> _Task details_
Where does the string "TELEFONICOS" appear in the records? Copy every line that contains it.

— start Dataset records —

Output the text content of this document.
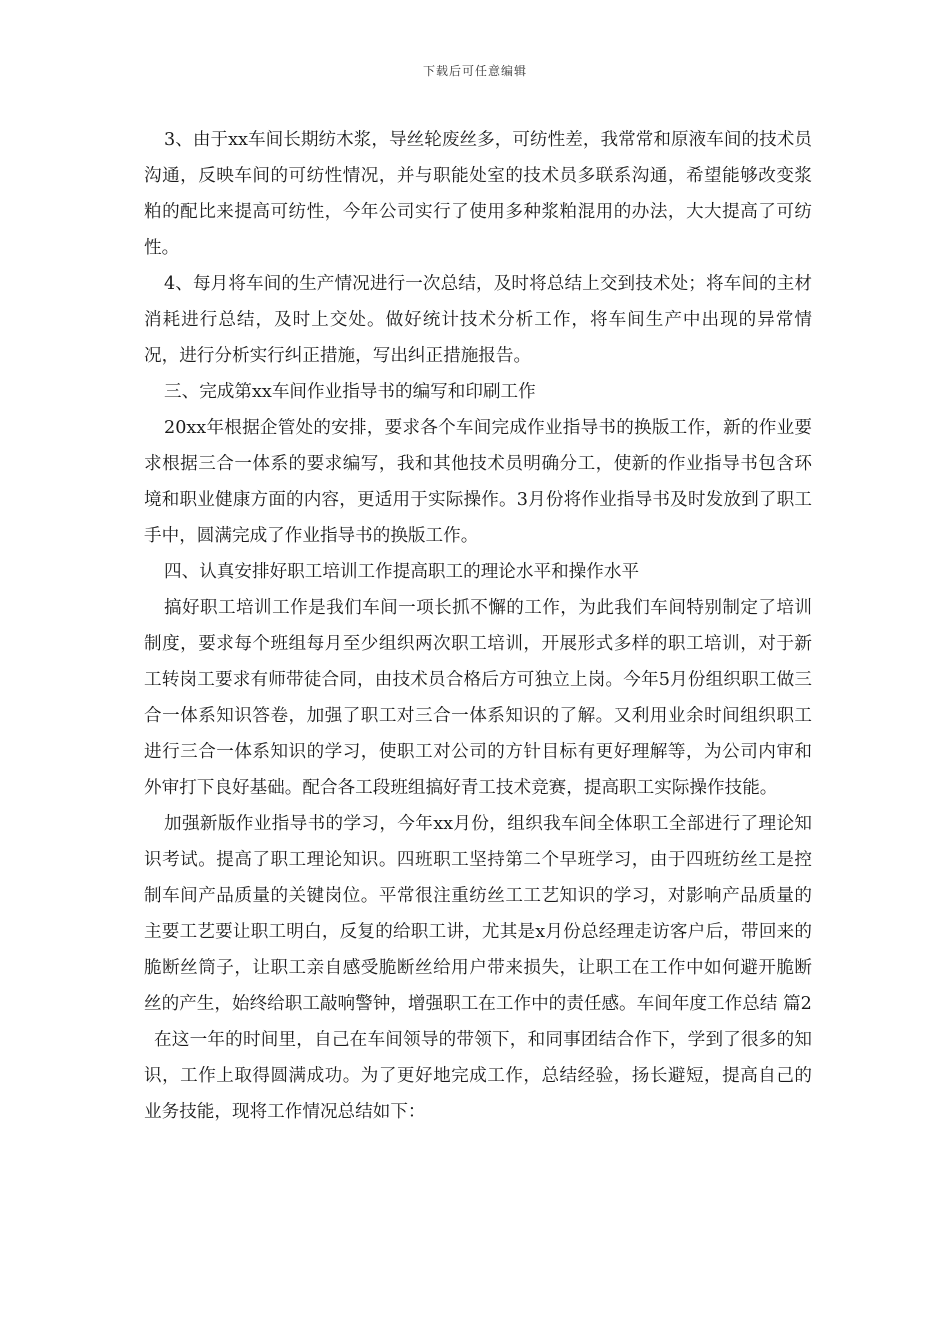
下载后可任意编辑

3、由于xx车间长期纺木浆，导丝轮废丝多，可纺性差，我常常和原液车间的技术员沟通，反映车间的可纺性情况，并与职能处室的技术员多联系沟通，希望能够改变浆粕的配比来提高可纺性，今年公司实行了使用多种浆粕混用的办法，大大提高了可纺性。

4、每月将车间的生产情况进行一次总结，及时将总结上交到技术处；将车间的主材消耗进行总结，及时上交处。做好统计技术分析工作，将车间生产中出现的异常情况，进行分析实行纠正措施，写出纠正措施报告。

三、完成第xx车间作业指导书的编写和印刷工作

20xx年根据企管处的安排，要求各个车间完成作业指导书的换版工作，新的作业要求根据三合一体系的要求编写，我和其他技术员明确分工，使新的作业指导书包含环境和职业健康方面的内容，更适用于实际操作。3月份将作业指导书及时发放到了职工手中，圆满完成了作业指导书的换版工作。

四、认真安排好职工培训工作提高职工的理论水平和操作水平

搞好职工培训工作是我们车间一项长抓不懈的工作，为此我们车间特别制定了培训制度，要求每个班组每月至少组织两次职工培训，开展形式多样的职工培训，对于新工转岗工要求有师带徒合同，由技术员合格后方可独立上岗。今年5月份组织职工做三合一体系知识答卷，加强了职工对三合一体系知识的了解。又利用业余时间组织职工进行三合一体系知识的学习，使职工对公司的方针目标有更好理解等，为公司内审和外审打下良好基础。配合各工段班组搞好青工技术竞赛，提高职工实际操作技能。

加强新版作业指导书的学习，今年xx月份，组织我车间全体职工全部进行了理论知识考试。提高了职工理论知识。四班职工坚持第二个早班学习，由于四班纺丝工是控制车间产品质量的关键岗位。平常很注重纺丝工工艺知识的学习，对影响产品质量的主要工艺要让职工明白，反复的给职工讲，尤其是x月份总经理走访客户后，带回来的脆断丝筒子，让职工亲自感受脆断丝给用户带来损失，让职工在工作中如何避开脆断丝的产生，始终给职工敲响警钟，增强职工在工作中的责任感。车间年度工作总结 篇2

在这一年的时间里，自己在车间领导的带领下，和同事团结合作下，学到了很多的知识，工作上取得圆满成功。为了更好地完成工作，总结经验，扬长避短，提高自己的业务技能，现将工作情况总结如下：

— end Dataset records —
— start Dataset records —

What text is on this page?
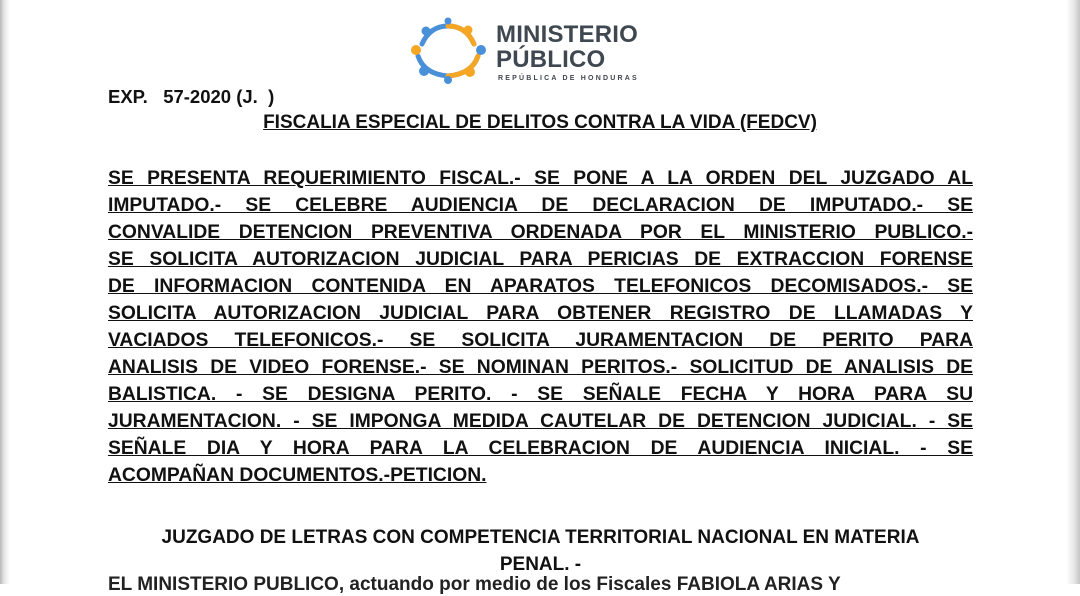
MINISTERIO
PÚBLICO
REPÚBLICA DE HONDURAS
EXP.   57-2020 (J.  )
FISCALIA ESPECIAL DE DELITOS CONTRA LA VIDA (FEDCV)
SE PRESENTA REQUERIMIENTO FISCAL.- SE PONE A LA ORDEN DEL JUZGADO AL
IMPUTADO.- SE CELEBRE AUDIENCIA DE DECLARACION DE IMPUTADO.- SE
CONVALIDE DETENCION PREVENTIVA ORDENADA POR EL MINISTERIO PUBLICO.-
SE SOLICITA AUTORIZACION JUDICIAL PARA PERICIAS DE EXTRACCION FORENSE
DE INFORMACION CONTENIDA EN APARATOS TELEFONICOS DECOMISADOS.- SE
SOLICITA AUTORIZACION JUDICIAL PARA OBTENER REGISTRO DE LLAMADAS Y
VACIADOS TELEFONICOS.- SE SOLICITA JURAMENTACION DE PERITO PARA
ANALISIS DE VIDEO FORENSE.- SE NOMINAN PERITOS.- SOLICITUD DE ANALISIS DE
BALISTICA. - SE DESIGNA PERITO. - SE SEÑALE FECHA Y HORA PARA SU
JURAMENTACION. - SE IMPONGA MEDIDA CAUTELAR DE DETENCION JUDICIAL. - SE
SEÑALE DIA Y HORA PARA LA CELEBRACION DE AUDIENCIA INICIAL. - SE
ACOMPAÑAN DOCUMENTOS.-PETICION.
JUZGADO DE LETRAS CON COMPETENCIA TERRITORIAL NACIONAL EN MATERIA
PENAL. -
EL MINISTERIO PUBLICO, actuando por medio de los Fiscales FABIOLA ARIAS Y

— end Dataset records —

> _Answer to this problem_
DE INFORMACION CONTENIDA EN APARATOS TELEFONICOS DECOMISADOS.- SE
VACIADOS TELEFONICOS.- SE SOLICITA JURAMENTACION DE PERITO PARA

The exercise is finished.